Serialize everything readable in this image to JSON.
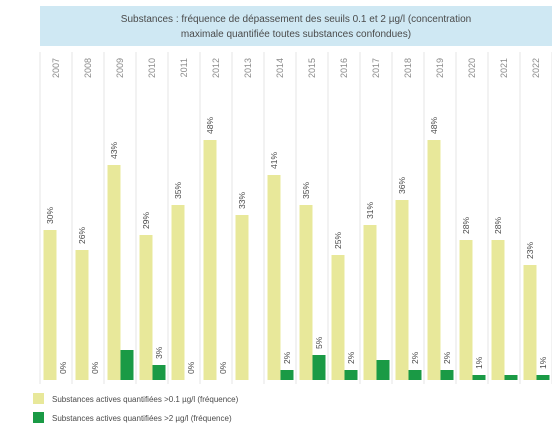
{
  "chart_data": {
    "type": "bar",
    "title_lines": [
      "Substances : fréquence de dépassement des seuils 0.1 et 2 µg/l (concentration",
      "maximale quantifiée toutes substances confondues)"
    ],
    "categories": [
      "2007",
      "2008",
      "2009",
      "2010",
      "2011",
      "2012",
      "2013",
      "2014",
      "2015",
      "2016",
      "2017",
      "2018",
      "2019",
      "2020",
      "2021",
      "2022"
    ],
    "series": [
      {
        "name": "Substances actives quantifiées >0.1 µg/l (fréquence)",
        "color": "#e8e89a",
        "values": [
          30,
          26,
          43,
          29,
          35,
          48,
          33,
          41,
          35,
          25,
          31,
          36,
          48,
          28,
          28,
          23
        ],
        "labels": [
          "30%",
          "26%",
          "43%",
          "29%",
          "35%",
          "48%",
          "33%",
          "41%",
          "35%",
          "25%",
          "31%",
          "36%",
          "48%",
          "28%",
          "28%",
          "23%"
        ]
      },
      {
        "name": "Substances actives quantifiées >2 µg/l (fréquence)",
        "color": "#1a9a45",
        "values": [
          0,
          0,
          6,
          3,
          0,
          0,
          0,
          2,
          5,
          2,
          4,
          2,
          2,
          1,
          1,
          1
        ],
        "labels": [
          "0%",
          "0%",
          "",
          "3%",
          "0%",
          "0%",
          "",
          "2%",
          "5%",
          "2%",
          "",
          "2%",
          "2%",
          "1%",
          "",
          "1%"
        ]
      }
    ],
    "ylim": [
      0,
      52
    ],
    "legend_position": "bottom-left",
    "grid": "vertical"
  }
}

**Aim:** Repeat the material above verbatim. Leave the pictures behind.

**Task result:**
Serialize everything readable in this image to JSON.
{
  "chart_data": {
    "type": "bar",
    "title_lines": [
      "Substances : fréquence de dépassement des seuils 0.1 et 2 µg/l (concentration",
      "maximale quantifiée toutes substances confondues)"
    ],
    "categories": [
      "2007",
      "2008",
      "2009",
      "2010",
      "2011",
      "2012",
      "2013",
      "2014",
      "2015",
      "2016",
      "2017",
      "2018",
      "2019",
      "2020",
      "2021",
      "2022"
    ],
    "series": [
      {
        "name": "Substances actives quantifiées >0.1 µg/l (fréquence)",
        "color": "#e8e89a",
        "values": [
          30,
          26,
          43,
          29,
          35,
          48,
          33,
          41,
          35,
          25,
          31,
          36,
          48,
          28,
          28,
          23
        ],
        "labels": [
          "30%",
          "26%",
          "43%",
          "29%",
          "35%",
          "48%",
          "33%",
          "41%",
          "35%",
          "25%",
          "31%",
          "36%",
          "48%",
          "28%",
          "28%",
          "23%"
        ]
      },
      {
        "name": "Substances actives quantifiées >2 µg/l (fréquence)",
        "color": "#1a9a45",
        "values": [
          0,
          0,
          6,
          3,
          0,
          0,
          0,
          2,
          5,
          2,
          4,
          2,
          2,
          1,
          1,
          1
        ],
        "labels": [
          "0%",
          "0%",
          "",
          "3%",
          "0%",
          "0%",
          "",
          "2%",
          "5%",
          "2%",
          "",
          "2%",
          "2%",
          "1%",
          "",
          "1%"
        ]
      }
    ],
    "ylim": [
      0,
      52
    ],
    "legend_position": "bottom-left",
    "grid": "vertical"
  }
}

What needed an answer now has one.